Nie było już ani Zagłębia, ani Górnika, był Klub Piłkarski Wałbrzych, który z czasem przeprowadził się na dawny obiekt Zagłębia, porzucił tradycje Thoreza zmieniając nazwę na Górnik, potem Górnik/Zagłębie. Dzięki zapalonym,wiernym fanom zielono-czarnym w ubiegłej dekadzie reaktywowano GKS Zagłębie. Oczywiście inicjatorzy odbudowy Zagłębia musieli korzystać z gościnności obiektów należących już tylko i wyłącznie do miasta. Boczne, nieistniejące dziś, boisko przy Ratuszowej i boisko przy ul.Dąbrowskiego stały się areną domowych zmagań piłkarzy Thoreza.
W sezonie nr 10 po reaktywacji przyszło piłkarzom Zagłębia zagrać domowy mecz na ...stadionie na Nowym Mieście. Będący w jurysdykcji następcy wałbrzyskiego OSiRu, czyli Aqua Zdroju, wykorzystywany jest głównie przez piłkarzy Górnika - zarówno tych z Nowego Miasta, jak i ligowców mających siedzibę przy Ratuszowej. Piłkarze Thoreza podtrzymali tradycję i pokonali B-klasowego rywala nie tracąc bramki!
Zagłębie wiosną gra w kratkę - domowe zwycięstwa przeplatając wyjazdowymi porażkami. Zmienna forma spowodowała, że strata do lidera, czyli rezerw Górnika wynosi obecnie aż 9 punktów przy zaległym spotkaniu lidera z outsiderem Huraganem Olszany. Marzenia kibiców, piłkarzy czy działaczy Thoreza o powrocie do A klasy trzeba odłożyć na przyszły sezon.
Wracając do samego stadionu na Nowym Mieście...

○ ○ ○ ○ ○

## TWOJE ZADANIE
Proszę przytoczyć dosłownie fragment tekstu o klubie Zagłębie Wałbrzych, zaczynając od „W sezonie nr” i kontynuując aż do „nie tracąc bramki!”. Dane nie odgrywają tu żadnej roli.

## SEGMENT DANYCH

○ ○ ○ ○ ○

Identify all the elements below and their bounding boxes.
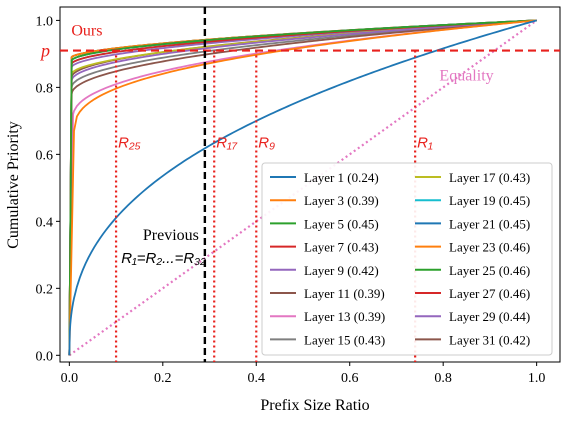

○ ○ ○ ○ ○

## ODPOWIEDŹ
W sezonie nr 10 po reaktywacji przyszło piłkarzom Zagłębia zagrać domowy mecz na ...stadionie na Nowym Mieście. Będący w jurysdykcji następcy wałbrzyskiego OSiRu, czyli Aqua Zdroju, wykorzystywany jest głównie przez piłkarzy Górnika - zarówno tych z Nowego Miasta, jak i ligowców mających siedzibę przy Ratuszowej. Piłkarze Thoreza podtrzymali tradycję i pokonali B-klasowego rywala nie tracąc bramki!